**Task item**
Within the records, find every line that includes the word "United" and copy it.

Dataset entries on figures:
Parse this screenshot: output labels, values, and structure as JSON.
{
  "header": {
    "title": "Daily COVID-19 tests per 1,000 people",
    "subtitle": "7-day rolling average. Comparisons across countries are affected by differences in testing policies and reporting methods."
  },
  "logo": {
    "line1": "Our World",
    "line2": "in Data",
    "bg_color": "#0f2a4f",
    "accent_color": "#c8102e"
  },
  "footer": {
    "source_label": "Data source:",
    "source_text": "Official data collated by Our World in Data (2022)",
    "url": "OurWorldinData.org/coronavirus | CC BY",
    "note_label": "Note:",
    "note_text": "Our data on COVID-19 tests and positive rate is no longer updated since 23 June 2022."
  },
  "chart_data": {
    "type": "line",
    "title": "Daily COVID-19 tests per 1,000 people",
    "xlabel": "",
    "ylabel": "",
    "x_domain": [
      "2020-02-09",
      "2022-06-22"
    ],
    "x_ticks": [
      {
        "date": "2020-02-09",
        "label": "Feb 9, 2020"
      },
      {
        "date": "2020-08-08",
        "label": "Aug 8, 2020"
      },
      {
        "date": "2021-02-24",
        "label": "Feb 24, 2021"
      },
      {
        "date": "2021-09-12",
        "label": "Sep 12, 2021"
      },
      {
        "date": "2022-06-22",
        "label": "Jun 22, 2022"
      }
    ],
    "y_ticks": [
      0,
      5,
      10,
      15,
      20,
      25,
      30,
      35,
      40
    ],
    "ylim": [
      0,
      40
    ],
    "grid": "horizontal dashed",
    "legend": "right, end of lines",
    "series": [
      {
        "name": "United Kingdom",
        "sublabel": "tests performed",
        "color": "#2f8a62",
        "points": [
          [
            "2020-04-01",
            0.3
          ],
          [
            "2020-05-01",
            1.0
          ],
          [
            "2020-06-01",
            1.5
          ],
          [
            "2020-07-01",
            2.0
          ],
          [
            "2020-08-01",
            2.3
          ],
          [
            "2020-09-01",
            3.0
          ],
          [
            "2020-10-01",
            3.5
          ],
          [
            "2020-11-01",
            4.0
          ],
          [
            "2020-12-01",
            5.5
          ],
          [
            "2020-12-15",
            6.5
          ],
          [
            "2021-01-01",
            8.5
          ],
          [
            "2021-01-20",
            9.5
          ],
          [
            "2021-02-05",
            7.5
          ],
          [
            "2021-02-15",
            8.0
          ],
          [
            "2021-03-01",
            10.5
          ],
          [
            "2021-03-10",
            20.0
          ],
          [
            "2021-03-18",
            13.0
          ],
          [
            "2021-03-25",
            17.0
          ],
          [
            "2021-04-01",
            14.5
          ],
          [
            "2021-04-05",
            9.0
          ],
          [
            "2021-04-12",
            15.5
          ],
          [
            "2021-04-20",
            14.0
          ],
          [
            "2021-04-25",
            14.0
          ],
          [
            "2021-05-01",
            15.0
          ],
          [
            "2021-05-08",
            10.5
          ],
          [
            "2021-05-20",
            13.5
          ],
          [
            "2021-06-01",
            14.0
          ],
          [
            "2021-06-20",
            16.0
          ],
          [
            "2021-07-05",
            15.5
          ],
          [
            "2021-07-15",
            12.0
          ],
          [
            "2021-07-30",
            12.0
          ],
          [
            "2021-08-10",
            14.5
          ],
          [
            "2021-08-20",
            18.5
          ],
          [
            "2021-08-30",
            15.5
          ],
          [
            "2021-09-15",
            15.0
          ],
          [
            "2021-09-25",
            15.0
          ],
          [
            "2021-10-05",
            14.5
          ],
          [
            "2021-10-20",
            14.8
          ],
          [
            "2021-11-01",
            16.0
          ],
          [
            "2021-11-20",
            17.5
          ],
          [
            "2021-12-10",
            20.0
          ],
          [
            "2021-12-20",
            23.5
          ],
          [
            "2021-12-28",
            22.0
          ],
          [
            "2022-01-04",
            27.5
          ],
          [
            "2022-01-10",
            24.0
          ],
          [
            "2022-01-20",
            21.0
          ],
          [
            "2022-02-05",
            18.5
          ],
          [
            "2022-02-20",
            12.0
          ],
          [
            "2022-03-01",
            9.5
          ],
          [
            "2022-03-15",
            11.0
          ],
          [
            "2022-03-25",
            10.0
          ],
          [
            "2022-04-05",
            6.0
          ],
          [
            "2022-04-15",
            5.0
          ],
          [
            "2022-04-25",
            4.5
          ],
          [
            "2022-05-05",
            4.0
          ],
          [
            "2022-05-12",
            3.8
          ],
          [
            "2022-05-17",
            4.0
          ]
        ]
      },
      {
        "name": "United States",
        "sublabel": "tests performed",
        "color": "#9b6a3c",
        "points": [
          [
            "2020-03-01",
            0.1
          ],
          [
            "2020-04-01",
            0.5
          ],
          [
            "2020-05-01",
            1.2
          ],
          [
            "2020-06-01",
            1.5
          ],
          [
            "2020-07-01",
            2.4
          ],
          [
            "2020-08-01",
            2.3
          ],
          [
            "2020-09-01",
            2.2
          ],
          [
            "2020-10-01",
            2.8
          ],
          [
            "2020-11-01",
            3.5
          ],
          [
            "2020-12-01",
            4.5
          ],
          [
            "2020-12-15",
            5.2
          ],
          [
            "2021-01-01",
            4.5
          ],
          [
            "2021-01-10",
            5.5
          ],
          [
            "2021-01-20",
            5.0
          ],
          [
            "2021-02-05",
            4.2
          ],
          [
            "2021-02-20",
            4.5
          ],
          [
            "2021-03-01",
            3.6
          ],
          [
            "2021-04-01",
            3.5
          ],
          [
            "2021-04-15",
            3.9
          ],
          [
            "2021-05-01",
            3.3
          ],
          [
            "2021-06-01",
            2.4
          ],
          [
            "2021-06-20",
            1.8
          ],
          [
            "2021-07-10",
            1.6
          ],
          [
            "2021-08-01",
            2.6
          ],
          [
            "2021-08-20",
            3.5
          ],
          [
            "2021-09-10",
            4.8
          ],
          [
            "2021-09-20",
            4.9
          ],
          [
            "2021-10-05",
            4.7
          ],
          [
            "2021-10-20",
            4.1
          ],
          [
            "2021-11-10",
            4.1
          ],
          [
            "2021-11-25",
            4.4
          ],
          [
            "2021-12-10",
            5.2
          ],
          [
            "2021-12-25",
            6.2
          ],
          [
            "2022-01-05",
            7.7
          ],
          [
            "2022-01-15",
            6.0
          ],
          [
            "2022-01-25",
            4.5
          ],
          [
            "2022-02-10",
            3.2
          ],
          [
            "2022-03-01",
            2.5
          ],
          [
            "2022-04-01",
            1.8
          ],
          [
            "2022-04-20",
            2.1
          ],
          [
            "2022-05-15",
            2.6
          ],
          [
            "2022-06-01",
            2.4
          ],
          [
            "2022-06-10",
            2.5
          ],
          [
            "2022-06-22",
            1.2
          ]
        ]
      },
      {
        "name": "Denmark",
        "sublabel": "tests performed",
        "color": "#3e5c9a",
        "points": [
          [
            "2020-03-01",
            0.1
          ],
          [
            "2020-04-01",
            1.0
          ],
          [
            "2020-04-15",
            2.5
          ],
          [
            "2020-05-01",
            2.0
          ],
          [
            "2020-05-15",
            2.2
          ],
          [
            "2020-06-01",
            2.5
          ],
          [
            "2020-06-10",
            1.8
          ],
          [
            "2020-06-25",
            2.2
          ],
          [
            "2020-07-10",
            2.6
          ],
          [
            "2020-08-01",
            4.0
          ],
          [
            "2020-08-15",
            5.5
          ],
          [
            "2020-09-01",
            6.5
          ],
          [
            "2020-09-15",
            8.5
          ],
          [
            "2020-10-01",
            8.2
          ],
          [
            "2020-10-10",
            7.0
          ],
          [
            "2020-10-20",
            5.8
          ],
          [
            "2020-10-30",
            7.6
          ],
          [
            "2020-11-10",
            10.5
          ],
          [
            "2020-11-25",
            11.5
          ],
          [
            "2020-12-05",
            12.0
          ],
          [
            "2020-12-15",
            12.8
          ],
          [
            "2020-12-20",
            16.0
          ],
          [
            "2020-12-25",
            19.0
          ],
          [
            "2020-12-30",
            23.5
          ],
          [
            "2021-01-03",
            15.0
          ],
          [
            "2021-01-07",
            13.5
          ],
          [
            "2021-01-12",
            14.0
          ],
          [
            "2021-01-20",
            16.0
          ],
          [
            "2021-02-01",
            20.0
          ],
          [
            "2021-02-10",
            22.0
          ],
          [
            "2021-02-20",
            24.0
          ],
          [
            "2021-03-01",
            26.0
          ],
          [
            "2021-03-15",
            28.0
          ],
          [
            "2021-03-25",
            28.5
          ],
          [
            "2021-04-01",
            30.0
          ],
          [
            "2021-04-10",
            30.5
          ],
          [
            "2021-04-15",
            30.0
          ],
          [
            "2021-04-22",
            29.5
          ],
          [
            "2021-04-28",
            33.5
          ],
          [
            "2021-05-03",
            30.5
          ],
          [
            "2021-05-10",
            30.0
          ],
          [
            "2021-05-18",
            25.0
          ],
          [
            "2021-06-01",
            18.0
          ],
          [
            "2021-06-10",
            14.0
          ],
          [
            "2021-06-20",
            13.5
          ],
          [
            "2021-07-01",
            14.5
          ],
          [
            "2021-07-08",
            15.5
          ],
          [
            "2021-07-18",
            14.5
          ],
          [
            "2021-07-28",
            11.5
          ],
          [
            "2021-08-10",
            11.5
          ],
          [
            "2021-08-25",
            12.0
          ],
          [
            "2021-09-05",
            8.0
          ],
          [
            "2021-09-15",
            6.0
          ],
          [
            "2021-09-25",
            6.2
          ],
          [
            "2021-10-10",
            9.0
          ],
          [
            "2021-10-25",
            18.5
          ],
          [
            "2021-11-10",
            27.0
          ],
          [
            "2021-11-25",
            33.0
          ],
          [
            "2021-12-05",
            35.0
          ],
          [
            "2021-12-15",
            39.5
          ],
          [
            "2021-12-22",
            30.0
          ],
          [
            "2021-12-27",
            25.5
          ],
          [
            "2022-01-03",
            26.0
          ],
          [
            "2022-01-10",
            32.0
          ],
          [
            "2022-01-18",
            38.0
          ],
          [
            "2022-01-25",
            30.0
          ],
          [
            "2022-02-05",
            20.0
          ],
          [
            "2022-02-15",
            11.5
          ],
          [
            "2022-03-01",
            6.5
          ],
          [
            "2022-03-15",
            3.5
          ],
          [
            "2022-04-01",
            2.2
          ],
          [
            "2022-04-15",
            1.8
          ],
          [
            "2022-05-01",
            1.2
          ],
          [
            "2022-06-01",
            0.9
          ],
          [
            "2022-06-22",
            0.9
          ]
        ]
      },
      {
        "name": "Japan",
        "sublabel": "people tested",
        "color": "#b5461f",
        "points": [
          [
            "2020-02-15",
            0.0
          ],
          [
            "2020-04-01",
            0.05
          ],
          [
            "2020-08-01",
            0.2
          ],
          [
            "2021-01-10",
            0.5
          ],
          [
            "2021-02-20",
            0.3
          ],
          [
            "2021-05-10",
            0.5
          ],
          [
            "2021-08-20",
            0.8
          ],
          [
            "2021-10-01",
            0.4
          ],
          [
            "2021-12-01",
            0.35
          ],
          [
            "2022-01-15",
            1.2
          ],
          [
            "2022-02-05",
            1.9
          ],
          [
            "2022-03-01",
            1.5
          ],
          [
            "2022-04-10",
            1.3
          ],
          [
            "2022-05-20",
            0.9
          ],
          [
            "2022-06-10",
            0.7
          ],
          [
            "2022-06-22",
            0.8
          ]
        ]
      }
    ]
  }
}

**Solution to this exercise**
        "name": "United Kingdom",
        "name": "United States",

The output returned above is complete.